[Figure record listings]
BEGIN

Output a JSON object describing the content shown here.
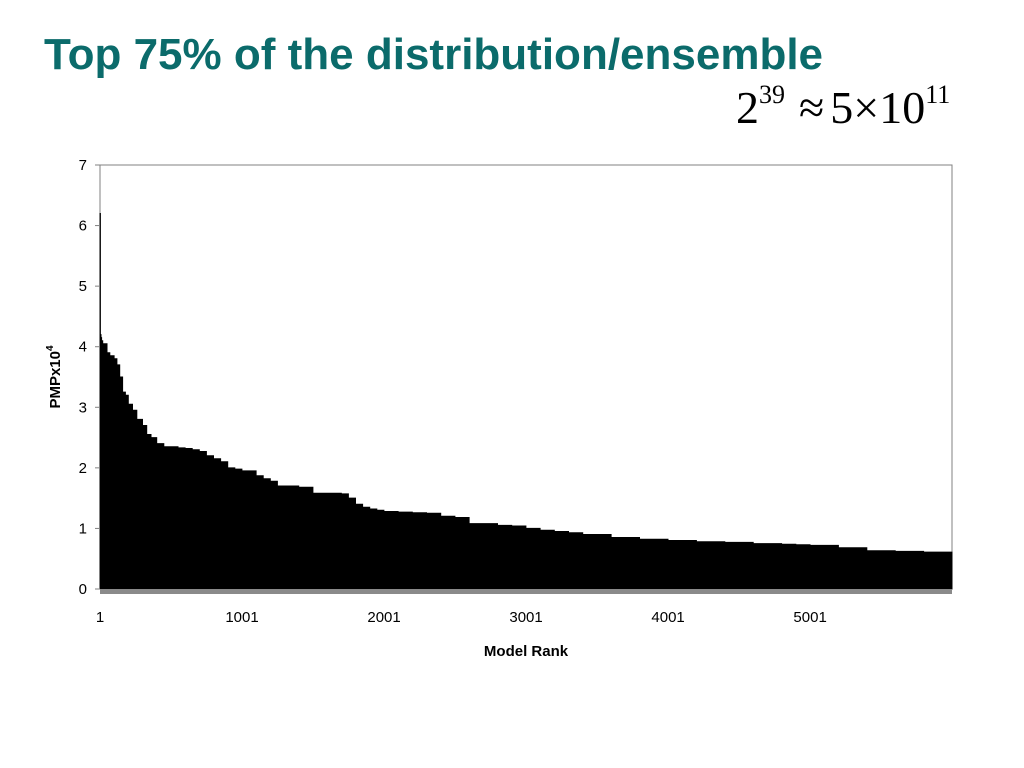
{
  "slide": {
    "title": "Top 75% of the distribution/ensemble",
    "formula": {
      "base": "2",
      "base_exp": "39",
      "approx": "≈",
      "mantissa": "5×10",
      "mantissa_exp": "11"
    }
  },
  "colors": {
    "title": "#0b6b6b",
    "fill": "#000000",
    "axis": "#808080"
  },
  "chart_data": {
    "type": "area",
    "title": "",
    "xlabel": "Model Rank",
    "ylabel": {
      "text": "PMPx10",
      "superscript": "4"
    },
    "xlim": [
      1,
      6000
    ],
    "ylim": [
      0,
      7
    ],
    "yticks": [
      0,
      1,
      2,
      3,
      4,
      5,
      6,
      7
    ],
    "xticks": [
      1,
      1001,
      2001,
      3001,
      4001,
      5001
    ],
    "grid": false,
    "legend": "none",
    "series": [
      {
        "x": [
          1,
          4,
          8,
          12,
          20,
          50,
          70,
          100,
          120,
          140,
          160,
          180,
          200,
          230,
          260,
          300,
          330,
          360,
          400,
          450,
          500,
          550,
          600,
          650,
          700,
          750,
          800,
          850,
          900,
          950,
          1000,
          1100,
          1150,
          1200,
          1250,
          1300,
          1400,
          1500,
          1600,
          1700,
          1750,
          1800,
          1850,
          1900,
          1950,
          2000,
          2100,
          2200,
          2300,
          2400,
          2500,
          2600,
          2800,
          2900,
          3000,
          3100,
          3200,
          3300,
          3400,
          3600,
          3800,
          4000,
          4200,
          4400,
          4600,
          4800,
          4900,
          5000,
          5200,
          5400,
          5600,
          5800,
          6000
        ],
        "y": [
          6.2,
          4.2,
          4.15,
          4.1,
          4.05,
          3.9,
          3.85,
          3.8,
          3.7,
          3.5,
          3.25,
          3.2,
          3.05,
          2.95,
          2.8,
          2.7,
          2.55,
          2.5,
          2.4,
          2.35,
          2.35,
          2.33,
          2.32,
          2.3,
          2.27,
          2.2,
          2.15,
          2.1,
          2.0,
          1.98,
          1.95,
          1.87,
          1.82,
          1.78,
          1.7,
          1.7,
          1.68,
          1.58,
          1.58,
          1.57,
          1.5,
          1.4,
          1.35,
          1.32,
          1.3,
          1.28,
          1.27,
          1.26,
          1.25,
          1.2,
          1.18,
          1.08,
          1.05,
          1.04,
          1.0,
          0.97,
          0.95,
          0.93,
          0.9,
          0.85,
          0.82,
          0.8,
          0.78,
          0.77,
          0.75,
          0.74,
          0.73,
          0.72,
          0.68,
          0.63,
          0.62,
          0.61,
          0.6
        ]
      }
    ]
  }
}
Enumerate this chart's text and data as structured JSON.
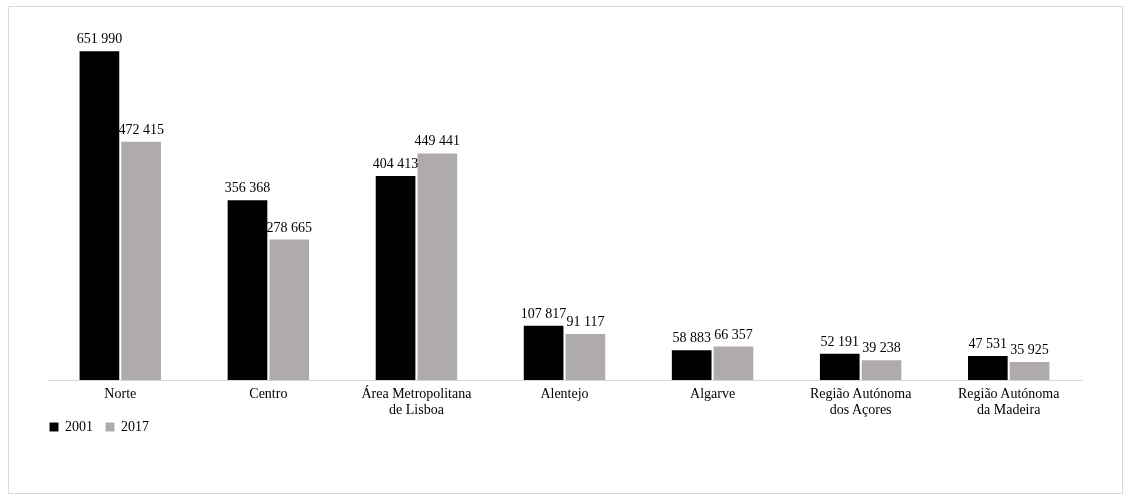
{
  "chart_data": {
    "type": "bar",
    "categories": [
      "Norte",
      "Centro",
      "Área Metropolitana de Lisboa",
      "Alentejo",
      "Algarve",
      "Região Autónoma dos Açores",
      "Região Autónoma da Madeira"
    ],
    "series": [
      {
        "name": "2001",
        "color": "#000000",
        "values": [
          651990,
          356368,
          404413,
          107817,
          58883,
          52191,
          47531
        ],
        "value_labels": [
          "651 990",
          "356 368",
          "404 413",
          "107 817",
          "58 883",
          "52 191",
          "47 531"
        ]
      },
      {
        "name": "2017",
        "color": "#afabab",
        "values": [
          472415,
          278665,
          449441,
          91117,
          66357,
          39238,
          35925
        ],
        "value_labels": [
          "472 415",
          "278 665",
          "449 441",
          "91 117",
          "66 357",
          "39 238",
          "35 925"
        ]
      }
    ],
    "legend": "bottom",
    "grid": false
  }
}
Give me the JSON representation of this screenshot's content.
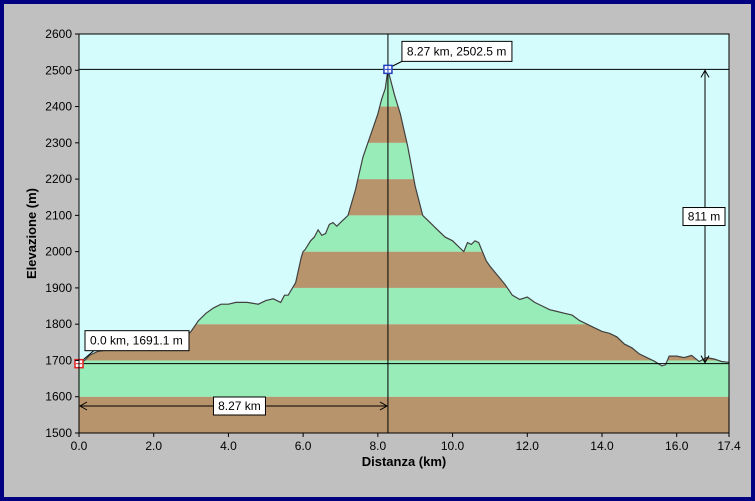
{
  "chart_data": {
    "type": "area",
    "title": "",
    "xlabel": "Distanza (km)",
    "ylabel": "Elevazione (m)",
    "xlim": [
      0,
      17.4
    ],
    "ylim": [
      1500,
      2600
    ],
    "xticks": [
      0.0,
      2.0,
      4.0,
      6.0,
      8.0,
      10.0,
      12.0,
      14.0,
      16.0,
      17.4
    ],
    "xtick_labels": [
      "0.0",
      "2.0",
      "4.0",
      "6.0",
      "8.0",
      "10.0",
      "12.0",
      "14.0",
      "16.0",
      "17.4"
    ],
    "yticks": [
      1500,
      1600,
      1700,
      1800,
      1900,
      2000,
      2100,
      2200,
      2300,
      2400,
      2500,
      2600
    ],
    "grid": false,
    "colors": {
      "sky": "#d4fcfc",
      "band_green": "#98ecb8",
      "band_brown": "#b8946c",
      "outline": "#404040",
      "frame": "#000080",
      "background": "#c0c0c0",
      "marker_start": "#e02020",
      "marker_peak": "#2040c0"
    },
    "profile": {
      "x": [
        0.0,
        0.15,
        0.3,
        0.5,
        0.8,
        1.2,
        1.6,
        2.0,
        2.4,
        2.8,
        3.0,
        3.2,
        3.4,
        3.6,
        3.8,
        4.0,
        4.2,
        4.5,
        4.8,
        5.0,
        5.2,
        5.4,
        5.5,
        5.6,
        5.8,
        5.95,
        6.0,
        6.05,
        6.2,
        6.3,
        6.4,
        6.5,
        6.6,
        6.7,
        6.8,
        6.9,
        7.0,
        7.2,
        7.4,
        7.6,
        7.8,
        8.0,
        8.1,
        8.2,
        8.27,
        8.35,
        8.45,
        8.6,
        8.8,
        9.0,
        9.2,
        9.4,
        9.6,
        9.8,
        10.0,
        10.1,
        10.2,
        10.3,
        10.4,
        10.5,
        10.6,
        10.7,
        10.8,
        10.9,
        11.0,
        11.2,
        11.4,
        11.6,
        11.8,
        12.0,
        12.2,
        12.4,
        12.6,
        12.8,
        13.0,
        13.2,
        13.4,
        13.6,
        13.8,
        14.0,
        14.2,
        14.4,
        14.6,
        14.8,
        15.0,
        15.2,
        15.4,
        15.6,
        15.7,
        15.8,
        16.0,
        16.2,
        16.4,
        16.6,
        16.8,
        17.0,
        17.2,
        17.4
      ],
      "y": [
        1691,
        1700,
        1715,
        1725,
        1730,
        1735,
        1742,
        1748,
        1755,
        1760,
        1780,
        1810,
        1830,
        1845,
        1855,
        1855,
        1860,
        1860,
        1855,
        1865,
        1870,
        1860,
        1880,
        1880,
        1915,
        1985,
        2000,
        2005,
        2030,
        2040,
        2060,
        2045,
        2050,
        2075,
        2080,
        2070,
        2080,
        2100,
        2170,
        2260,
        2320,
        2380,
        2420,
        2450,
        2502,
        2470,
        2430,
        2380,
        2290,
        2180,
        2100,
        2080,
        2060,
        2040,
        2030,
        2020,
        2010,
        2000,
        2025,
        2020,
        2030,
        2025,
        2000,
        1975,
        1960,
        1935,
        1910,
        1880,
        1868,
        1875,
        1860,
        1850,
        1840,
        1835,
        1830,
        1825,
        1810,
        1800,
        1790,
        1780,
        1775,
        1765,
        1745,
        1735,
        1718,
        1708,
        1698,
        1685,
        1688,
        1712,
        1712,
        1708,
        1714,
        1697,
        1708,
        1704,
        1697,
        1695
      ]
    },
    "annotations": {
      "start_label": "0.0 km, 1691.1 m",
      "peak_label": "8.27 km, 2502.5 m",
      "distance_label": "8.27 km",
      "gain_label": "811 m"
    },
    "markers": {
      "start": {
        "x": 0.0,
        "y": 1691.1
      },
      "peak": {
        "x": 8.27,
        "y": 2502.5
      }
    }
  }
}
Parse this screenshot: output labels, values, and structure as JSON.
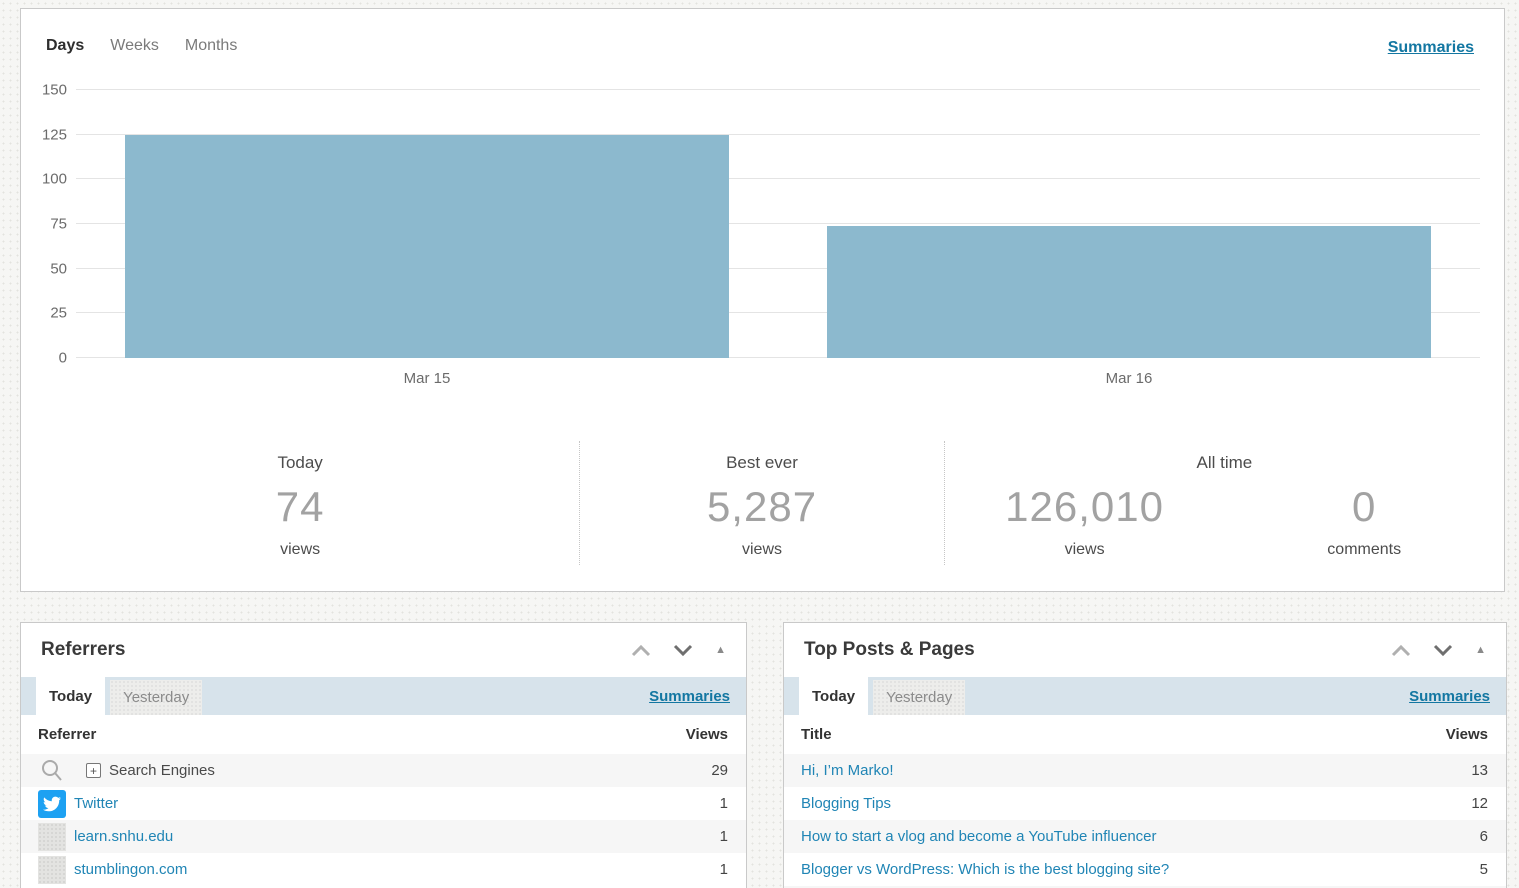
{
  "colors": {
    "bar": "#8cb9ce",
    "link": "#2085b5",
    "summaries_link": "#1377a2",
    "tab_bar_bg": "#d7e3eb",
    "twitter_blue": "#1da1f2",
    "alt_row_bg": "#f6f6f6"
  },
  "icons": {
    "move_up": "chevron-up-icon",
    "move_down": "chevron-down-icon",
    "collapse": "triangle-collapse-icon",
    "search": "magnifier-icon",
    "expand": "plus-box-icon",
    "twitter": "twitter-bird-icon",
    "generic": "placeholder-icon"
  },
  "chart_panel": {
    "tabs": [
      {
        "label": "Days",
        "active": true
      },
      {
        "label": "Weeks",
        "active": false
      },
      {
        "label": "Months",
        "active": false
      }
    ],
    "summaries_label": "Summaries",
    "chart_data": {
      "type": "bar",
      "categories": [
        "Mar 15",
        "Mar 16"
      ],
      "values": [
        125,
        74
      ],
      "title": "",
      "xlabel": "",
      "ylabel": "",
      "ylim": [
        0,
        150
      ],
      "yticks": [
        150,
        125,
        100,
        75,
        50,
        25,
        0
      ],
      "bar_color": "#8cb9ce",
      "grid": true,
      "legend": "none"
    },
    "summary": {
      "today": {
        "label": "Today",
        "value": "74",
        "unit": "views"
      },
      "best_ever": {
        "label": "Best ever",
        "value": "5,287",
        "unit": "views"
      },
      "all_time": {
        "label": "All time",
        "views": {
          "value": "126,010",
          "unit": "views"
        },
        "comments": {
          "value": "0",
          "unit": "comments"
        }
      }
    }
  },
  "referrers": {
    "title": "Referrers",
    "tabs": [
      {
        "label": "Today",
        "active": true
      },
      {
        "label": "Yesterday",
        "active": false
      }
    ],
    "summaries_label": "Summaries",
    "columns": {
      "name": "Referrer",
      "views": "Views"
    },
    "rows": [
      {
        "label": "Search Engines",
        "views": "29",
        "icon": "magnifier-icon",
        "expandable": true,
        "is_link": false
      },
      {
        "label": "Twitter",
        "views": "1",
        "icon": "twitter-bird-icon",
        "expandable": false,
        "is_link": true
      },
      {
        "label": "learn.snhu.edu",
        "views": "1",
        "icon": "placeholder-icon",
        "expandable": false,
        "is_link": true
      },
      {
        "label": "stumblingon.com",
        "views": "1",
        "icon": "placeholder-icon",
        "expandable": false,
        "is_link": true
      }
    ]
  },
  "top_posts": {
    "title": "Top Posts & Pages",
    "tabs": [
      {
        "label": "Today",
        "active": true
      },
      {
        "label": "Yesterday",
        "active": false
      }
    ],
    "summaries_label": "Summaries",
    "columns": {
      "name": "Title",
      "views": "Views"
    },
    "rows": [
      {
        "label": "Hi, I’m Marko!",
        "views": "13"
      },
      {
        "label": "Blogging Tips",
        "views": "12"
      },
      {
        "label": "How to start a vlog and become a YouTube influencer",
        "views": "6"
      },
      {
        "label": "Blogger vs WordPress: Which is the best blogging site?",
        "views": "5"
      }
    ]
  }
}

END

- _Instructions for the task_
Find every line in the records that contains the word "chevron"; copy those lines.

- _Expected output_
    "move_up": "chevron-up-icon",
    "move_down": "chevron-down-icon",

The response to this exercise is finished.